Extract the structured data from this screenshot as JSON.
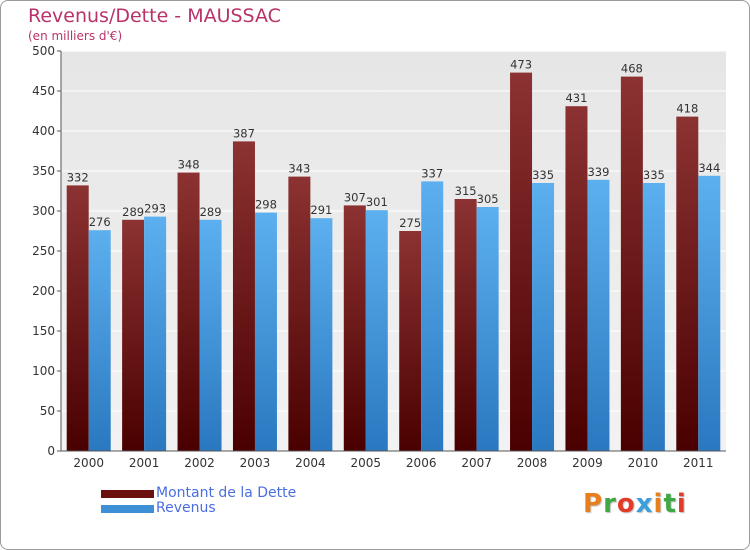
{
  "header": {
    "title": "Revenus/Dette - MAUSSAC",
    "subtitle": "(en milliers d'€)"
  },
  "chart_data": {
    "type": "bar",
    "categories": [
      "2000",
      "2001",
      "2002",
      "2003",
      "2004",
      "2005",
      "2006",
      "2007",
      "2008",
      "2009",
      "2010",
      "2011"
    ],
    "series": [
      {
        "name": "Montant de la Dette",
        "color": "#7a1f1f",
        "values": [
          332,
          289,
          348,
          387,
          343,
          307,
          275,
          315,
          473,
          431,
          468,
          418
        ]
      },
      {
        "name": "Revenus",
        "color": "#3d8fd6",
        "values": [
          276,
          293,
          289,
          298,
          291,
          301,
          337,
          305,
          335,
          339,
          335,
          344
        ]
      }
    ],
    "title": "Revenus/Dette - MAUSSAC",
    "subtitle": "(en milliers d'€)",
    "ylim": [
      0,
      500
    ],
    "yticks": [
      0,
      50,
      100,
      150,
      200,
      250,
      300,
      350,
      400,
      450,
      500
    ],
    "grid": true,
    "legend_position": "bottom-left"
  },
  "legend": {
    "items": [
      {
        "label": "Montant de la Dette",
        "color": "#6b0f0f"
      },
      {
        "label": "Revenus",
        "color": "#3d8fd6"
      }
    ]
  },
  "logo": {
    "text": "Proxiti",
    "colors": [
      "#e87e1c",
      "#3fa845",
      "#e23b2a",
      "#3aa0dc",
      "#e87e1c",
      "#3fa845",
      "#e23b2a"
    ]
  }
}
•••
EXERCISE GOAL.
Reproduce all of the material exactly, apart from the pictures.

RESPONSE BELOW.
Extract the structured data from this screenshot as JSON.
{
  "header": {
    "title": "Revenus/Dette - MAUSSAC",
    "subtitle": "(en milliers d'€)"
  },
  "chart_data": {
    "type": "bar",
    "categories": [
      "2000",
      "2001",
      "2002",
      "2003",
      "2004",
      "2005",
      "2006",
      "2007",
      "2008",
      "2009",
      "2010",
      "2011"
    ],
    "series": [
      {
        "name": "Montant de la Dette",
        "color": "#7a1f1f",
        "values": [
          332,
          289,
          348,
          387,
          343,
          307,
          275,
          315,
          473,
          431,
          468,
          418
        ]
      },
      {
        "name": "Revenus",
        "color": "#3d8fd6",
        "values": [
          276,
          293,
          289,
          298,
          291,
          301,
          337,
          305,
          335,
          339,
          335,
          344
        ]
      }
    ],
    "title": "Revenus/Dette - MAUSSAC",
    "subtitle": "(en milliers d'€)",
    "ylim": [
      0,
      500
    ],
    "yticks": [
      0,
      50,
      100,
      150,
      200,
      250,
      300,
      350,
      400,
      450,
      500
    ],
    "grid": true,
    "legend_position": "bottom-left"
  },
  "legend": {
    "items": [
      {
        "label": "Montant de la Dette",
        "color": "#6b0f0f"
      },
      {
        "label": "Revenus",
        "color": "#3d8fd6"
      }
    ]
  },
  "logo": {
    "text": "Proxiti",
    "colors": [
      "#e87e1c",
      "#3fa845",
      "#e23b2a",
      "#3aa0dc",
      "#e87e1c",
      "#3fa845",
      "#e23b2a"
    ]
  }
}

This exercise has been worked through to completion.